» Exercise prompt: Extract each line bearing the word "Precious".

» Supplied records:
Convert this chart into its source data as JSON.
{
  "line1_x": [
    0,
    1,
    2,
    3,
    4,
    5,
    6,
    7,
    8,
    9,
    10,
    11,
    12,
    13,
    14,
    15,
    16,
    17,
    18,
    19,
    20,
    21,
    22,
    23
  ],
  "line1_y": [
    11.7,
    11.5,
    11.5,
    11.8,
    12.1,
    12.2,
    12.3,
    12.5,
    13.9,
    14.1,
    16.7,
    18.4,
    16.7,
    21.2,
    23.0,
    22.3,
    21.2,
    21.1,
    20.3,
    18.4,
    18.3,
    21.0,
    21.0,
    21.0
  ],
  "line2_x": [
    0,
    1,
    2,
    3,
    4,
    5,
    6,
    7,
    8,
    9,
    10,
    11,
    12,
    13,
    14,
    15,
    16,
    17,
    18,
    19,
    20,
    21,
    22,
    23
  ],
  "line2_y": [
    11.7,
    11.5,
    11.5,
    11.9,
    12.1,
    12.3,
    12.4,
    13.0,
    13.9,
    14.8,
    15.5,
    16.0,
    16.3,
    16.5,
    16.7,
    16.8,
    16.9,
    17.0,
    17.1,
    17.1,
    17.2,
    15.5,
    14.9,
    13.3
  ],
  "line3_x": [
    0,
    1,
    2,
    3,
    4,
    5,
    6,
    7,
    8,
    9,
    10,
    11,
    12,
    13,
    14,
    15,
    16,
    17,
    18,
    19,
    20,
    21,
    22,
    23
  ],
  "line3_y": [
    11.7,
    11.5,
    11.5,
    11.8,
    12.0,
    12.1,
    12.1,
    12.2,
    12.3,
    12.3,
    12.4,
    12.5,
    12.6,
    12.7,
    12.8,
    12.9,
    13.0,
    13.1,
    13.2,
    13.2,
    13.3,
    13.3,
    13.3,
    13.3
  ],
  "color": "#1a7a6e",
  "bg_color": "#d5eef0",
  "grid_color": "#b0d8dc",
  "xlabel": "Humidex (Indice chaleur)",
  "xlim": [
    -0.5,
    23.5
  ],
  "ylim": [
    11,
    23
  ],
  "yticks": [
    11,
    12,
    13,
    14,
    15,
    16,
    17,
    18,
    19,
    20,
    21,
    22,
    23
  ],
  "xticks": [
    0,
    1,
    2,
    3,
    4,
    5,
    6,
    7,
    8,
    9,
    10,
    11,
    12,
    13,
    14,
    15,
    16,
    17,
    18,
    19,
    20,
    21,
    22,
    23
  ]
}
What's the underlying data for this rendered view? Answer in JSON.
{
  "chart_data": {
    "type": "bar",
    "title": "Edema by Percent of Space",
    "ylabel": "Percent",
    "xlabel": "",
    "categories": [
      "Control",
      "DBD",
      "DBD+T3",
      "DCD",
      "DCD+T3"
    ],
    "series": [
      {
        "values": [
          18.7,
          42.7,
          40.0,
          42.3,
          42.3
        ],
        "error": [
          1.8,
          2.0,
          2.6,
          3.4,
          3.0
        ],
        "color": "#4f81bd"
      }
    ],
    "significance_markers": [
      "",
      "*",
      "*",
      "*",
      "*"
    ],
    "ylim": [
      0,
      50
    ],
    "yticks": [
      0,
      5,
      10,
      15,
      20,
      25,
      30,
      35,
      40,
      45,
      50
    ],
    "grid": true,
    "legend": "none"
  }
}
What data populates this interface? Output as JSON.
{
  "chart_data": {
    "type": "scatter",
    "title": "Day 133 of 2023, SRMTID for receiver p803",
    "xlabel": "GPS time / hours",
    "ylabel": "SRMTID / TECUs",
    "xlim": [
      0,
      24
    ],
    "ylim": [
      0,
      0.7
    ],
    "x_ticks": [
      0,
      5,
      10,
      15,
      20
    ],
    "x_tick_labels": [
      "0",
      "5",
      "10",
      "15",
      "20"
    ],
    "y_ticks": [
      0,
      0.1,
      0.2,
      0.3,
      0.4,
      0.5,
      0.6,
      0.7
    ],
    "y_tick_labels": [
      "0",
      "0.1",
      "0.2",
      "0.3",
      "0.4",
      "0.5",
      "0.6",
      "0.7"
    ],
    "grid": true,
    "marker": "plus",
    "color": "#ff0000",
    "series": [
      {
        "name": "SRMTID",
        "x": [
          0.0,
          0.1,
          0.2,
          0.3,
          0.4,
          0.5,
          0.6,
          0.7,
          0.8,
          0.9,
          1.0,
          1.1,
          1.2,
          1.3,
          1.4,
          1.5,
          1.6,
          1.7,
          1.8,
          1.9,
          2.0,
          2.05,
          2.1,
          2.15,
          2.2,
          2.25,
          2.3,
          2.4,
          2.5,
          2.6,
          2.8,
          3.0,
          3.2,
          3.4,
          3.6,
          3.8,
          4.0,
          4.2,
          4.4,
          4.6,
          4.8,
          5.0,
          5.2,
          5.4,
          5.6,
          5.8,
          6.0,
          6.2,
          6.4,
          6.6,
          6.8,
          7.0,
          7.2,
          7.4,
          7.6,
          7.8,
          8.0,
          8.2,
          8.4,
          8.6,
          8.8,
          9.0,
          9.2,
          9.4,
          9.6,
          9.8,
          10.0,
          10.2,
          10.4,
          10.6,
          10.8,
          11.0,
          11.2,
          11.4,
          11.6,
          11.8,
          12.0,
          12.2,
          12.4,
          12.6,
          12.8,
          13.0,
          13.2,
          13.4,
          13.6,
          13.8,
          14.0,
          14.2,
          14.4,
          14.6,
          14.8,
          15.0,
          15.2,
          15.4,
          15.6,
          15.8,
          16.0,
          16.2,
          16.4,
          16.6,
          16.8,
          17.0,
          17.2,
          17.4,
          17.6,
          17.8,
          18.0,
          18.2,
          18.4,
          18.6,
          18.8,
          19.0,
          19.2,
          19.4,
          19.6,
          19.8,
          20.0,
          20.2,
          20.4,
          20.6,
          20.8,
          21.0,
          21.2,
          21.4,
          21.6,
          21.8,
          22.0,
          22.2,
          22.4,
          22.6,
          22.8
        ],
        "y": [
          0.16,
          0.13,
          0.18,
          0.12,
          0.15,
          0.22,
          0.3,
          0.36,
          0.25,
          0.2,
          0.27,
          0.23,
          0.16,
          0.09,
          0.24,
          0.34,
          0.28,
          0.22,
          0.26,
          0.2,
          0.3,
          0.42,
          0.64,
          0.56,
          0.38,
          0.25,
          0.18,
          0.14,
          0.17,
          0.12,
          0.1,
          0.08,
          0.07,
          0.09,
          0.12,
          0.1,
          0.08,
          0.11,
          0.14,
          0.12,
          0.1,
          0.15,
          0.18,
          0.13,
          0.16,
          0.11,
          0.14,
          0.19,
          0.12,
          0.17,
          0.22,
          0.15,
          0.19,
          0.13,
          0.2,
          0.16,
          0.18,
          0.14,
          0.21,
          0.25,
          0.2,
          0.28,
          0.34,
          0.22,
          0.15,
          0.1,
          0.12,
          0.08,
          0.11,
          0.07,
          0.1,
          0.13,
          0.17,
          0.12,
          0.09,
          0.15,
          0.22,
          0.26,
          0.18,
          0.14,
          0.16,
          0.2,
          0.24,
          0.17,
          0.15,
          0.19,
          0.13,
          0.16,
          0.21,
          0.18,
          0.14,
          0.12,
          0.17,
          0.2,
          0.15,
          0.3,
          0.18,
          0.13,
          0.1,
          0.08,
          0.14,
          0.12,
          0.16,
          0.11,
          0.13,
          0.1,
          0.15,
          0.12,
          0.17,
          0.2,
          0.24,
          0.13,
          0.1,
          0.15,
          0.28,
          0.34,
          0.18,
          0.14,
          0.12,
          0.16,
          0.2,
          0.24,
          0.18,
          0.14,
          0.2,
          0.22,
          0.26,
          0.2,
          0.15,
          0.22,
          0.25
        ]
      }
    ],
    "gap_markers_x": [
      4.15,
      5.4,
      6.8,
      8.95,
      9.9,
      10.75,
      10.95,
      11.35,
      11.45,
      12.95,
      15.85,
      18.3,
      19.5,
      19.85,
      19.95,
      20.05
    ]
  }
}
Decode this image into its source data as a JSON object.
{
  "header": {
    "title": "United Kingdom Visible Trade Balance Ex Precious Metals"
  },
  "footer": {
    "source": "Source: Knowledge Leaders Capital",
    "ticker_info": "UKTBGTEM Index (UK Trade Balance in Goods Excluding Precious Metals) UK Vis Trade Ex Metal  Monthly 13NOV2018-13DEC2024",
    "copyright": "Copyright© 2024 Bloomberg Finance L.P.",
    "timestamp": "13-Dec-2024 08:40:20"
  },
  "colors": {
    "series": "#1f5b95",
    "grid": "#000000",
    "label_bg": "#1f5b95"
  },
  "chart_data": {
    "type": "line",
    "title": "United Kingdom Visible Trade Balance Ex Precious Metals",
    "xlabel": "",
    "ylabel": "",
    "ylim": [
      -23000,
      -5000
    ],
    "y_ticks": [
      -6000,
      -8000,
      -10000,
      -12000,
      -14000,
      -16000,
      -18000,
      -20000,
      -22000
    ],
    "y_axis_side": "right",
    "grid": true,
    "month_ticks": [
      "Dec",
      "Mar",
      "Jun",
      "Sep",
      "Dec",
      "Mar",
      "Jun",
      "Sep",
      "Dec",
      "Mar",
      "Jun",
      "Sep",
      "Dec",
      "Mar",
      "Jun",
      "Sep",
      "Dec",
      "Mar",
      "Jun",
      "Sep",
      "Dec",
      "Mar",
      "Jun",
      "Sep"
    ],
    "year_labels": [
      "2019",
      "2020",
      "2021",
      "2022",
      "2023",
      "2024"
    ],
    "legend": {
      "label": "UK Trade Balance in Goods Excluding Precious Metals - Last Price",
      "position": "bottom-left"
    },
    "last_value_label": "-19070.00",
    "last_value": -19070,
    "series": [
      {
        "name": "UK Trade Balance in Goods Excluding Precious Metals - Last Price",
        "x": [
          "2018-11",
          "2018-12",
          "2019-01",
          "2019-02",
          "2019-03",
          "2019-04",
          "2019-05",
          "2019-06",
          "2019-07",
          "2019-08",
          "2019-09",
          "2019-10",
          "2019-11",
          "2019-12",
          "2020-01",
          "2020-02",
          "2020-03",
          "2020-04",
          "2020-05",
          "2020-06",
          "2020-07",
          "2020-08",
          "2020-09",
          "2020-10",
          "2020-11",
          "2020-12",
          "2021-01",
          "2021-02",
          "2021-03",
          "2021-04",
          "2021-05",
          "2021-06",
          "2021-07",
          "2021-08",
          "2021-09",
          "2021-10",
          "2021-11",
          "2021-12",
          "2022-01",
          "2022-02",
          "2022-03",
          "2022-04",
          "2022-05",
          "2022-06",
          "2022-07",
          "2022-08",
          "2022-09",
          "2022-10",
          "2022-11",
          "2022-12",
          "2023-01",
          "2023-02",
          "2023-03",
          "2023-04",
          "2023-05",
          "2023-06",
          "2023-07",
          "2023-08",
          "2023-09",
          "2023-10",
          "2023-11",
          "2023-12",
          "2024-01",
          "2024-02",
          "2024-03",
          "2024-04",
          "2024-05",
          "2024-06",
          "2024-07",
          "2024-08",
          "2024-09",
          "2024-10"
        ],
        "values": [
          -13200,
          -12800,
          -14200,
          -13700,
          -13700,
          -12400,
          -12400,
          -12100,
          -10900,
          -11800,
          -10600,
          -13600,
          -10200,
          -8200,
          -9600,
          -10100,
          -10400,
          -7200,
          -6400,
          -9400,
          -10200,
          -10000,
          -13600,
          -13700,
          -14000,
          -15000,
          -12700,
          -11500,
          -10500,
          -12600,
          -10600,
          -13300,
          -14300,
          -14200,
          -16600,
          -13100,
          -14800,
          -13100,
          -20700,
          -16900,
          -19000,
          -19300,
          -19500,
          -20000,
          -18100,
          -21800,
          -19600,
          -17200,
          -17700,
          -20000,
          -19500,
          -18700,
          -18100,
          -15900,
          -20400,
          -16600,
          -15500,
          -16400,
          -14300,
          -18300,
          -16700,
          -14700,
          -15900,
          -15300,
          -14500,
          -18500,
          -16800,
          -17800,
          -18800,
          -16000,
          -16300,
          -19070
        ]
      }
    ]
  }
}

» Answer:
    "title": "United Kingdom Visible Trade Balance Ex Precious Metals"
    "ticker_info": "UKTBGTEM Index (UK Trade Balance in Goods Excluding Precious Metals) UK Vis Trade Ex Metal  Monthly 13NOV2018-13DEC2024",
    "title": "United Kingdom Visible Trade Balance Ex Precious Metals",
      "label": "UK Trade Balance in Goods Excluding Precious Metals - Last Price",
        "name": "UK Trade Balance in Goods Excluding Precious Metals - Last Price",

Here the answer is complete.